#### REQUEST
Extract each record and reproduce it exactly.

[BEGIN RECORDED DATA]

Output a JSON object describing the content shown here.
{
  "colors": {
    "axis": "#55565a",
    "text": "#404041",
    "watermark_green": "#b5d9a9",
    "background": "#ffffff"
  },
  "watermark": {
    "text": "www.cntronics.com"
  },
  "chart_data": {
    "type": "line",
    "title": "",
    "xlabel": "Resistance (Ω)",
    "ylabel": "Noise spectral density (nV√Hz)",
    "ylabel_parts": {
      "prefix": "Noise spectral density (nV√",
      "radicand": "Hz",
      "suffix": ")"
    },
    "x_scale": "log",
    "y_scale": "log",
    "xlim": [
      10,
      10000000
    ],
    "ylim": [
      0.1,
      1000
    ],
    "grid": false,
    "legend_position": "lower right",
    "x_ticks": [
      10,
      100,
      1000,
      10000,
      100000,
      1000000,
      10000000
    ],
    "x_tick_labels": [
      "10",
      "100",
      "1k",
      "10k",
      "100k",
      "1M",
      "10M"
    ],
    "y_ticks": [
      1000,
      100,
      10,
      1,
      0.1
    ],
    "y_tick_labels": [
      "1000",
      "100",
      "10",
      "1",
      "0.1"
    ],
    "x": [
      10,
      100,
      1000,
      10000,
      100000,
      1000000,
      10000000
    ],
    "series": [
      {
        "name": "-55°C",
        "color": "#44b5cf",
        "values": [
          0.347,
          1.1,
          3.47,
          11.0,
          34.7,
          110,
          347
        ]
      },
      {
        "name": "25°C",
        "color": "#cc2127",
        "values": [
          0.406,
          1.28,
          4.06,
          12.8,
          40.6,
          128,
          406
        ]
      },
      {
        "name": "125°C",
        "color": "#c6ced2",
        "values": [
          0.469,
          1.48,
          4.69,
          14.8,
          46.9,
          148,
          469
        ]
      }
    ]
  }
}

[END RECORDED DATA]

#### RESULT FOR THIS EXERCISE
Output a JSON object describing the content shown here.
{
  "colors": {
    "axis": "#55565a",
    "text": "#404041",
    "watermark_green": "#b5d9a9",
    "background": "#ffffff"
  },
  "watermark": {
    "text": "www.cntronics.com"
  },
  "chart_data": {
    "type": "line",
    "title": "",
    "xlabel": "Resistance (Ω)",
    "ylabel": "Noise spectral density (nV√Hz)",
    "ylabel_parts": {
      "prefix": "Noise spectral density (nV√",
      "radicand": "Hz",
      "suffix": ")"
    },
    "x_scale": "log",
    "y_scale": "log",
    "xlim": [
      10,
      10000000
    ],
    "ylim": [
      0.1,
      1000
    ],
    "grid": false,
    "legend_position": "lower right",
    "x_ticks": [
      10,
      100,
      1000,
      10000,
      100000,
      1000000,
      10000000
    ],
    "x_tick_labels": [
      "10",
      "100",
      "1k",
      "10k",
      "100k",
      "1M",
      "10M"
    ],
    "y_ticks": [
      1000,
      100,
      10,
      1,
      0.1
    ],
    "y_tick_labels": [
      "1000",
      "100",
      "10",
      "1",
      "0.1"
    ],
    "x": [
      10,
      100,
      1000,
      10000,
      100000,
      1000000,
      10000000
    ],
    "series": [
      {
        "name": "-55°C",
        "color": "#44b5cf",
        "values": [
          0.347,
          1.1,
          3.47,
          11.0,
          34.7,
          110,
          347
        ]
      },
      {
        "name": "25°C",
        "color": "#cc2127",
        "values": [
          0.406,
          1.28,
          4.06,
          12.8,
          40.6,
          128,
          406
        ]
      },
      {
        "name": "125°C",
        "color": "#c6ced2",
        "values": [
          0.469,
          1.48,
          4.69,
          14.8,
          46.9,
          148,
          469
        ]
      }
    ]
  }
}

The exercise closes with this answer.